* _Instructions to follow_: Repeat the full listing, word for word.

* _Record excerpts_:
** START **

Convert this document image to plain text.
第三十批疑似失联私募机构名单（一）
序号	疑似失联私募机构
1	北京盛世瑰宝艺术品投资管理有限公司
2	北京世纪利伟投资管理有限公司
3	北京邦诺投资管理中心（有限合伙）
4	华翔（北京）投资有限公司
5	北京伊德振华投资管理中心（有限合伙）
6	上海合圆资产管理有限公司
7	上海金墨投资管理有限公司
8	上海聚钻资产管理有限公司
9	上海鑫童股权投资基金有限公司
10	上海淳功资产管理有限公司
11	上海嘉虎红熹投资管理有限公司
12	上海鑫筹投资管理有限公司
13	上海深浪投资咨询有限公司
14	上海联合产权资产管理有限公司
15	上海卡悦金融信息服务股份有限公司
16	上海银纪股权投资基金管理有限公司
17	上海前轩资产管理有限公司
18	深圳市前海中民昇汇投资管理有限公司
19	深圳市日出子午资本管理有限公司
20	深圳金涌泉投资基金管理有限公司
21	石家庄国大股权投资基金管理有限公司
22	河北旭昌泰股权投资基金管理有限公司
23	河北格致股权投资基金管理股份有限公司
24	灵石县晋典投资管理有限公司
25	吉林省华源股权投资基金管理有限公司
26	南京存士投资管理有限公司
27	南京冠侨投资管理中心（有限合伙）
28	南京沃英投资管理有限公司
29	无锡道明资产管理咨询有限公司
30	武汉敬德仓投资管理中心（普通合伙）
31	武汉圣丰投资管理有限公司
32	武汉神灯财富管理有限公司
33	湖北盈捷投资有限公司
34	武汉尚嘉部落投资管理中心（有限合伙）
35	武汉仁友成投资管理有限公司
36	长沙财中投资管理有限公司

** END **

* _Finished exercise_:
Convert this document image to plain text.
第三十批疑似失联私募机构名单（一）
序号	疑似失联私募机构
1	北京盛世瑰宝艺术品投资管理有限公司
2	北京世纪利伟投资管理有限公司
3	北京邦诺投资管理中心（有限合伙）
4	华翔（北京）投资有限公司
5	北京伊德振华投资管理中心（有限合伙）
6	上海合圆资产管理有限公司
7	上海金墨投资管理有限公司
8	上海聚钻资产管理有限公司
9	上海鑫童股权投资基金有限公司
10	上海淳功资产管理有限公司
11	上海嘉虎红熹投资管理有限公司
12	上海鑫筹投资管理有限公司
13	上海深浪投资咨询有限公司
14	上海联合产权资产管理有限公司
15	上海卡悦金融信息服务股份有限公司
16	上海银纪股权投资基金管理有限公司
17	上海前轩资产管理有限公司
18	深圳市前海中民昇汇投资管理有限公司
19	深圳市日出子午资本管理有限公司
20	深圳金涌泉投资基金管理有限公司
21	石家庄国大股权投资基金管理有限公司
22	河北旭昌泰股权投资基金管理有限公司
23	河北格致股权投资基金管理股份有限公司
24	灵石县晋典投资管理有限公司
25	吉林省华源股权投资基金管理有限公司
26	南京存士投资管理有限公司
27	南京冠侨投资管理中心（有限合伙）
28	南京沃英投资管理有限公司
29	无锡道明资产管理咨询有限公司
30	武汉敬德仓投资管理中心（普通合伙）
31	武汉圣丰投资管理有限公司
32	武汉神灯财富管理有限公司
33	湖北盈捷投资有限公司
34	武汉尚嘉部落投资管理中心（有限合伙）
35	武汉仁友成投资管理有限公司
36	长沙财中投资管理有限公司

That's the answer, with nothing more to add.